• **What is being asked**: Extract, from the listing that follows, each line containing the word "العمد".

Records from a collection

** START **

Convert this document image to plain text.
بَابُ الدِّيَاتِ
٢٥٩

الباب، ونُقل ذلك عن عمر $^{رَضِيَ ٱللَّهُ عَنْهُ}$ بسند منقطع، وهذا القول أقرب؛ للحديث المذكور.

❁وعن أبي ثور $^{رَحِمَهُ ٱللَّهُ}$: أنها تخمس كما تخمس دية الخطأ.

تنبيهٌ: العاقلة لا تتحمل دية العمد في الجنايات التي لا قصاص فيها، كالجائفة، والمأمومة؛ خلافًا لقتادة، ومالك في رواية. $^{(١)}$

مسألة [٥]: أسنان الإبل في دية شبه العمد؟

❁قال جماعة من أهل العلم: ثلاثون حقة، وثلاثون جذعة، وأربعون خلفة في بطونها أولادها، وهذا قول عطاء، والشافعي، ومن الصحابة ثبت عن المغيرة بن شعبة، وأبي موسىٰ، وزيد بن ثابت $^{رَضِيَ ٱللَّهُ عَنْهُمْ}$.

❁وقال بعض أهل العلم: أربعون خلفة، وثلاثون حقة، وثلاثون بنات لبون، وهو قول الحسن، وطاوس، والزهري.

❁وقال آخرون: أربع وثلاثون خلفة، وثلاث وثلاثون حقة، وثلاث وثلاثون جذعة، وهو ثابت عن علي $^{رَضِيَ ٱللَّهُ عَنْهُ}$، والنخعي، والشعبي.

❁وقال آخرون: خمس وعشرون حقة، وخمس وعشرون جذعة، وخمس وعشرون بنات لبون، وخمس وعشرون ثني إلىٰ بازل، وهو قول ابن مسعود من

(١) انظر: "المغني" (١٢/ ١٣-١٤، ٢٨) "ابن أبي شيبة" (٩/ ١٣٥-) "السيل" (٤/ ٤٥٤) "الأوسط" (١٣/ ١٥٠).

** END **

• **Task solution**:
تنبيهٌ: العاقلة لا تتحمل دية العمد في الجنايات التي لا قصاص فيها، كالجائفة، والمأمومة؛ خلافًا لقتادة، ومالك في رواية. $^{(١)}$
مسألة [٥]: أسنان الإبل في دية شبه العمد؟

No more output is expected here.